- [WHAT YOU HAVE TO DO] Your job is to restate each entry word for word.

- [DATA LISTING]
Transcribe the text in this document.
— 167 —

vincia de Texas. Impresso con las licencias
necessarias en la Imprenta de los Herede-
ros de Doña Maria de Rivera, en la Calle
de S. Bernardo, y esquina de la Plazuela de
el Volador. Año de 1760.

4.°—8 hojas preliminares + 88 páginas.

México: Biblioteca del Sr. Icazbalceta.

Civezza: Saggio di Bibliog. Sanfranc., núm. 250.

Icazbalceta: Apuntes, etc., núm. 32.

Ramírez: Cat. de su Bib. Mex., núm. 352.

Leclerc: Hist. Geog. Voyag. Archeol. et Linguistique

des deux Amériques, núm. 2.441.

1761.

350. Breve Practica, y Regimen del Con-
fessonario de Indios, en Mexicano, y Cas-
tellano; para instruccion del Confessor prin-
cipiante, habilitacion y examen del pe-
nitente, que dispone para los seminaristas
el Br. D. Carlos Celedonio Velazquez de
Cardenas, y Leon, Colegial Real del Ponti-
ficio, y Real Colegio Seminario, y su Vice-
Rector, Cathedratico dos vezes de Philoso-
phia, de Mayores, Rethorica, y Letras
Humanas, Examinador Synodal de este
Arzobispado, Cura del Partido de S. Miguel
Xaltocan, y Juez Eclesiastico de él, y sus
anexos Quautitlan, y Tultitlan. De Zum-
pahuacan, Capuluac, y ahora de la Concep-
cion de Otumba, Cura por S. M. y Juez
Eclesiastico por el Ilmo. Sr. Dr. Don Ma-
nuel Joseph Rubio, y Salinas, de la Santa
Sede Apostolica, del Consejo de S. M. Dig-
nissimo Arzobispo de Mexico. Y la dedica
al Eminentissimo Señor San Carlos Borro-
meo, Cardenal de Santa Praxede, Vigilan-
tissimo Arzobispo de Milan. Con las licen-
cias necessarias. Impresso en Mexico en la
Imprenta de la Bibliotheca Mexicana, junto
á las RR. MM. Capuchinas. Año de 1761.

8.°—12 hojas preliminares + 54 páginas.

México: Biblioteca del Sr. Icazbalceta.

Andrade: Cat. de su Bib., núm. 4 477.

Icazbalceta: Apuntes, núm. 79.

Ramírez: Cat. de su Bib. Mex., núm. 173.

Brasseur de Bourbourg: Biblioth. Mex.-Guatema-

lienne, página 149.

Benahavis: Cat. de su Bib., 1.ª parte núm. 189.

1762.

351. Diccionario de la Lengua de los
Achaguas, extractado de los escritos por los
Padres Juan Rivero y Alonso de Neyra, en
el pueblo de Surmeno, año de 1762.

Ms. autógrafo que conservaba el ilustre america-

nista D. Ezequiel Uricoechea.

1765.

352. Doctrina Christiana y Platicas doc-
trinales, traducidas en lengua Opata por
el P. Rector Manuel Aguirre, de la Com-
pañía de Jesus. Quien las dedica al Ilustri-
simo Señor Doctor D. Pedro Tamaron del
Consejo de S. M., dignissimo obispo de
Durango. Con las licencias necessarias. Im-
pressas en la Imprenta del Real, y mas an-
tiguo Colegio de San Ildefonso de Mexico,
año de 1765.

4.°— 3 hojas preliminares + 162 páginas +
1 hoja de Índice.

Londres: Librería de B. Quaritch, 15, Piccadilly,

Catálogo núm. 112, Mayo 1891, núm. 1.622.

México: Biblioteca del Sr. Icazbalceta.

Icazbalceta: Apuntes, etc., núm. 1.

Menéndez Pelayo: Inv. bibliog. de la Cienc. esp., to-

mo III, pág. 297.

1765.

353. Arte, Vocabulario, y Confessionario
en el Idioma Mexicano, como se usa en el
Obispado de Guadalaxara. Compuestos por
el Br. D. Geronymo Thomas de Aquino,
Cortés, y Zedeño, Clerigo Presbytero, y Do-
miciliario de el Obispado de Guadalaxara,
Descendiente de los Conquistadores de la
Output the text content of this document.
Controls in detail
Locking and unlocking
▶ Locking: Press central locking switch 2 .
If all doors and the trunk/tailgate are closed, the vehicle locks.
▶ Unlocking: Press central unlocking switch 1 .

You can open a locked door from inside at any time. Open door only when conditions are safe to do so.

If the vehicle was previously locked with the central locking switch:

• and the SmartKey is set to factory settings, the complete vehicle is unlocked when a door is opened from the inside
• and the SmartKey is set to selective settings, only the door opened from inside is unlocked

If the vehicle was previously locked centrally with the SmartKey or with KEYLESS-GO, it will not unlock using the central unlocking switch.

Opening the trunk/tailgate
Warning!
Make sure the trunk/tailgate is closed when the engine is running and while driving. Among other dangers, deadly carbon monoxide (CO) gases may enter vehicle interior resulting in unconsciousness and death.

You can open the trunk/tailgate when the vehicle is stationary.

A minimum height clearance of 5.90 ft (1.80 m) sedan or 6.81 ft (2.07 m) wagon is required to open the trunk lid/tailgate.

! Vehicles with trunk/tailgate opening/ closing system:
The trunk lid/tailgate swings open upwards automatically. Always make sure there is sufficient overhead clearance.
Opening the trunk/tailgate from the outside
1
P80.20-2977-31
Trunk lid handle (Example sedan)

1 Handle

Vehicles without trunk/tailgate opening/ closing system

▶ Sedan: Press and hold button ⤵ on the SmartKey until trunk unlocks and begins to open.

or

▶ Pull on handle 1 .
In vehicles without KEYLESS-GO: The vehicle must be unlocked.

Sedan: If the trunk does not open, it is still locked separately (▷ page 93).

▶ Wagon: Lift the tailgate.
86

- [RESULT BELOW]
Transcribe the text in this document.
— 167 —

vincia de Texas. Impresso con las licencias
necessarias en la Imprenta de los Herede-
ros de Doña Maria de Rivera, en la Calle
de S. Bernardo, y esquina de la Plazuela de
el Volador. Año de 1760.

4.°—8 hojas preliminares + 88 páginas.

México: Biblioteca del Sr. Icazbalceta.

Civezza: Saggio di Bibliog. Sanfranc., núm. 250.

Icazbalceta: Apuntes, etc., núm. 32.

Ramírez: Cat. de su Bib. Mex., núm. 352.

Leclerc: Hist. Geog. Voyag. Archeol. et Linguistique

des deux Amériques, núm. 2.441.

1761.

350. Breve Practica, y Regimen del Con-
fessonario de Indios, en Mexicano, y Cas-
tellano; para instruccion del Confessor prin-
cipiante, habilitacion y examen del pe-
nitente, que dispone para los seminaristas
el Br. D. Carlos Celedonio Velazquez de
Cardenas, y Leon, Colegial Real del Ponti-
ficio, y Real Colegio Seminario, y su Vice-
Rector, Cathedratico dos vezes de Philoso-
phia, de Mayores, Rethorica, y Letras
Humanas, Examinador Synodal de este
Arzobispado, Cura del Partido de S. Miguel
Xaltocan, y Juez Eclesiastico de él, y sus
anexos Quautitlan, y Tultitlan. De Zum-
pahuacan, Capuluac, y ahora de la Concep-
cion de Otumba, Cura por S. M. y Juez
Eclesiastico por el Ilmo. Sr. Dr. Don Ma-
nuel Joseph Rubio, y Salinas, de la Santa
Sede Apostolica, del Consejo de S. M. Dig-
nissimo Arzobispo de Mexico. Y la dedica
al Eminentissimo Señor San Carlos Borro-
meo, Cardenal de Santa Praxede, Vigilan-
tissimo Arzobispo de Milan. Con las licen-
cias necessarias. Impresso en Mexico en la
Imprenta de la Bibliotheca Mexicana, junto
á las RR. MM. Capuchinas. Año de 1761.

8.°—12 hojas preliminares + 54 páginas.

México: Biblioteca del Sr. Icazbalceta.

Andrade: Cat. de su Bib., núm. 4 477.

Icazbalceta: Apuntes, núm. 79.

Ramírez: Cat. de su Bib. Mex., núm. 173.

Brasseur de Bourbourg: Biblioth. Mex.-Guatema-

lienne, página 149.

Benahavis: Cat. de su Bib., 1.ª parte núm. 189.

1762.

351. Diccionario de la Lengua de los
Achaguas, extractado de los escritos por los
Padres Juan Rivero y Alonso de Neyra, en
el pueblo de Surmeno, año de 1762.

Ms. autógrafo que conservaba el ilustre america-

nista D. Ezequiel Uricoechea.

1765.

352. Doctrina Christiana y Platicas doc-
trinales, traducidas en lengua Opata por
el P. Rector Manuel Aguirre, de la Com-
pañía de Jesus. Quien las dedica al Ilustri-
simo Señor Doctor D. Pedro Tamaron del
Consejo de S. M., dignissimo obispo de
Durango. Con las licencias necessarias. Im-
pressas en la Imprenta del Real, y mas an-
tiguo Colegio de San Ildefonso de Mexico,
año de 1765.

4.°— 3 hojas preliminares + 162 páginas +
1 hoja de Índice.

Londres: Librería de B. Quaritch, 15, Piccadilly,

Catálogo núm. 112, Mayo 1891, núm. 1.622.

México: Biblioteca del Sr. Icazbalceta.

Icazbalceta: Apuntes, etc., núm. 1.

Menéndez Pelayo: Inv. bibliog. de la Cienc. esp., to-

mo III, pág. 297.

1765.

353. Arte, Vocabulario, y Confessionario
en el Idioma Mexicano, como se usa en el
Obispado de Guadalaxara. Compuestos por
el Br. D. Geronymo Thomas de Aquino,
Cortés, y Zedeño, Clerigo Presbytero, y Do-
miciliario de el Obispado de Guadalaxara,
Descendiente de los Conquistadores de la
Output the text content of this document.
Controls in detail
Locking and unlocking
▶ Locking: Press central locking switch 2 .
If all doors and the trunk/tailgate are closed, the vehicle locks.
▶ Unlocking: Press central unlocking switch 1 .

You can open a locked door from inside at any time. Open door only when conditions are safe to do so.

If the vehicle was previously locked with the central locking switch:

• and the SmartKey is set to factory settings, the complete vehicle is unlocked when a door is opened from the inside
• and the SmartKey is set to selective settings, only the door opened from inside is unlocked

If the vehicle was previously locked centrally with the SmartKey or with KEYLESS-GO, it will not unlock using the central unlocking switch.

Opening the trunk/tailgate
Warning!
Make sure the trunk/tailgate is closed when the engine is running and while driving. Among other dangers, deadly carbon monoxide (CO) gases may enter vehicle interior resulting in unconsciousness and death.

You can open the trunk/tailgate when the vehicle is stationary.

A minimum height clearance of 5.90 ft (1.80 m) sedan or 6.81 ft (2.07 m) wagon is required to open the trunk lid/tailgate.

! Vehicles with trunk/tailgate opening/ closing system:
The trunk lid/tailgate swings open upwards automatically. Always make sure there is sufficient overhead clearance.
Opening the trunk/tailgate from the outside
1
P80.20-2977-31
Trunk lid handle (Example sedan)

1 Handle

Vehicles without trunk/tailgate opening/ closing system

▶ Sedan: Press and hold button ⤵ on the SmartKey until trunk unlocks and begins to open.

or

▶ Pull on handle 1 .
In vehicles without KEYLESS-GO: The vehicle must be unlocked.

Sedan: If the trunk does not open, it is still locked separately (▷ page 93).

▶ Wagon: Lift the tailgate.
86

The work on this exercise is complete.